### EXTRACT PROVIDED
----------
Eure was a Meurthe-class aviso of the French Navy. She was launched in 1886. She is notable as having claimed territories of the Southern Indian Ocean for France, including the Kerguelen Islands in 1893. She continued to serve in the Pacific until 1901.

Career 
Construction of Eure began in 1886 at the Ateliers et chantiers du Havre. She was part of a 1885 order comprising six other avisos of the same class (Meurthe, Drôme, Aube, Durance, Rance and Manche), designed as mixed sail and steam ships. Eure was launched on 5 April 1886, and commissioned on 14 August 1890 at Rochefort, where she was based.
----------
### REQUIRED WORK
Restate the passage on the aviso Eure, the stretch from "Eure was a Meurthe-class" through "Pacific until 1901.", changing "Pacific" to "Atlantic".
----------
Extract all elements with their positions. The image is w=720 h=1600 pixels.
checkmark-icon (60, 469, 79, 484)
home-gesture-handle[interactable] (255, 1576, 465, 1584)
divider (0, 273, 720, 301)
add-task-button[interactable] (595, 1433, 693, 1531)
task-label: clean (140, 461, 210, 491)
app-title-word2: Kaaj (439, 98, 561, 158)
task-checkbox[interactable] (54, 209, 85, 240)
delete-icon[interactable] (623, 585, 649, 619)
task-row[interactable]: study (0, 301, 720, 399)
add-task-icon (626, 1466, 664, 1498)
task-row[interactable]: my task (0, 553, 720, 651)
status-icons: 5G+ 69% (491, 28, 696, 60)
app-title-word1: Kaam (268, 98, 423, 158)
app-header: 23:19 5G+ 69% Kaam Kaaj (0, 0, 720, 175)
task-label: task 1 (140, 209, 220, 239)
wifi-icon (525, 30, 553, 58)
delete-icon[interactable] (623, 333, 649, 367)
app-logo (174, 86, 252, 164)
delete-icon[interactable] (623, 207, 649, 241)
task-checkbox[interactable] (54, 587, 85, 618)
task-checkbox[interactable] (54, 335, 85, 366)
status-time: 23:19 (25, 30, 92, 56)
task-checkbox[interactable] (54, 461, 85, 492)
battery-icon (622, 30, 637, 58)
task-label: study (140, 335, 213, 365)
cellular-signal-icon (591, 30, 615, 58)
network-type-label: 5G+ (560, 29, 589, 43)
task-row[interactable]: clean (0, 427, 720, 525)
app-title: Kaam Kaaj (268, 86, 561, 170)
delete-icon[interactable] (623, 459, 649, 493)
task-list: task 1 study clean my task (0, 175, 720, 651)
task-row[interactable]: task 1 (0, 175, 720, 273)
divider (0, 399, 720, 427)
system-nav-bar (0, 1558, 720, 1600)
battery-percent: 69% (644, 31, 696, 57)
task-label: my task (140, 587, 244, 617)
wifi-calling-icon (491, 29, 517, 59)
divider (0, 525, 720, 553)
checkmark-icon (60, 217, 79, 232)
----------
### PROBLEM SOLUTION
Eure was a Meurthe-class aviso of the French Navy. She was launched in 1886. She is notable as having claimed territories of the Southern Indian Ocean for France, including the Kerguelen Islands in 1893. She continued to serve in the Atlantic until 1901.